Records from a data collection
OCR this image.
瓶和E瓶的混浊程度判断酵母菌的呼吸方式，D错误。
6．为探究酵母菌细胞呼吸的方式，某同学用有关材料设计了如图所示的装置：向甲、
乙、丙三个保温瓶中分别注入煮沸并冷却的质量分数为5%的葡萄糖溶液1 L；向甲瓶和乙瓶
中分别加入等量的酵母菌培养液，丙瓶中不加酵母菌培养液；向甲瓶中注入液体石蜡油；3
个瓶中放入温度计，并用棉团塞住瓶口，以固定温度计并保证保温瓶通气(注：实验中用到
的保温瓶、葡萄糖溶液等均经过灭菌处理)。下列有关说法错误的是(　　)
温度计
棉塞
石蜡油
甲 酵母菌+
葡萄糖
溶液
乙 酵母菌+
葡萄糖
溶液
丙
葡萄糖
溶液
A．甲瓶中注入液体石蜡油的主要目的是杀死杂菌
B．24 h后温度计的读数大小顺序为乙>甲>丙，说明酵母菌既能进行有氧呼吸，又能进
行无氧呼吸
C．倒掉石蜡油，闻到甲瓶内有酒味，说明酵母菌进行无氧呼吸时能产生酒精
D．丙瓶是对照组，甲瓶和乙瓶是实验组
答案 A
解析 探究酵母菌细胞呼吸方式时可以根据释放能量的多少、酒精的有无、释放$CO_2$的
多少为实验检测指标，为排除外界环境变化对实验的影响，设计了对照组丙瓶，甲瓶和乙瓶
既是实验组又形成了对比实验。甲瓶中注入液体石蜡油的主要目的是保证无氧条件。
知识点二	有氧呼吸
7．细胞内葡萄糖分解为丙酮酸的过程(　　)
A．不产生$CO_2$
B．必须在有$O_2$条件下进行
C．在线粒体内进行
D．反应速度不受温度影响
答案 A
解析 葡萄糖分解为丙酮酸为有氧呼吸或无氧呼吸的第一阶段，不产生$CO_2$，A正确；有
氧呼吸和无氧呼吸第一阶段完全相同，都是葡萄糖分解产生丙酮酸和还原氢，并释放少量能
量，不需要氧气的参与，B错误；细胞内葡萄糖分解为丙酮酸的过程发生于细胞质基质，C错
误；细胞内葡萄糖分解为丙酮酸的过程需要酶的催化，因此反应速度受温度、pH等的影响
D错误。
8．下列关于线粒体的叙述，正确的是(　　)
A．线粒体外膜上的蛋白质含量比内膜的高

- [Prompt]
Every line of the data above should be copied exactly.

- [The output]
OCR this image.
瓶和E瓶的混浊程度判断酵母菌的呼吸方式，D错误。
6．为探究酵母菌细胞呼吸的方式，某同学用有关材料设计了如图所示的装置：向甲、
乙、丙三个保温瓶中分别注入煮沸并冷却的质量分数为5%的葡萄糖溶液1 L；向甲瓶和乙瓶
中分别加入等量的酵母菌培养液，丙瓶中不加酵母菌培养液；向甲瓶中注入液体石蜡油；3
个瓶中放入温度计，并用棉团塞住瓶口，以固定温度计并保证保温瓶通气(注：实验中用到
的保温瓶、葡萄糖溶液等均经过灭菌处理)。下列有关说法错误的是(　　)
温度计
棉塞
石蜡油
甲 酵母菌+
葡萄糖
溶液
乙 酵母菌+
葡萄糖
溶液
丙
葡萄糖
溶液
A．甲瓶中注入液体石蜡油的主要目的是杀死杂菌
B．24 h后温度计的读数大小顺序为乙>甲>丙，说明酵母菌既能进行有氧呼吸，又能进
行无氧呼吸
C．倒掉石蜡油，闻到甲瓶内有酒味，说明酵母菌进行无氧呼吸时能产生酒精
D．丙瓶是对照组，甲瓶和乙瓶是实验组
答案 A
解析 探究酵母菌细胞呼吸方式时可以根据释放能量的多少、酒精的有无、释放$CO_2$的
多少为实验检测指标，为排除外界环境变化对实验的影响，设计了对照组丙瓶，甲瓶和乙瓶
既是实验组又形成了对比实验。甲瓶中注入液体石蜡油的主要目的是保证无氧条件。
知识点二	有氧呼吸
7．细胞内葡萄糖分解为丙酮酸的过程(　　)
A．不产生$CO_2$
B．必须在有$O_2$条件下进行
C．在线粒体内进行
D．反应速度不受温度影响
答案 A
解析 葡萄糖分解为丙酮酸为有氧呼吸或无氧呼吸的第一阶段，不产生$CO_2$，A正确；有
氧呼吸和无氧呼吸第一阶段完全相同，都是葡萄糖分解产生丙酮酸和还原氢，并释放少量能
量，不需要氧气的参与，B错误；细胞内葡萄糖分解为丙酮酸的过程发生于细胞质基质，C错
误；细胞内葡萄糖分解为丙酮酸的过程需要酶的催化，因此反应速度受温度、pH等的影响
D错误。
8．下列关于线粒体的叙述，正确的是(　　)
A．线粒体外膜上的蛋白质含量比内膜的高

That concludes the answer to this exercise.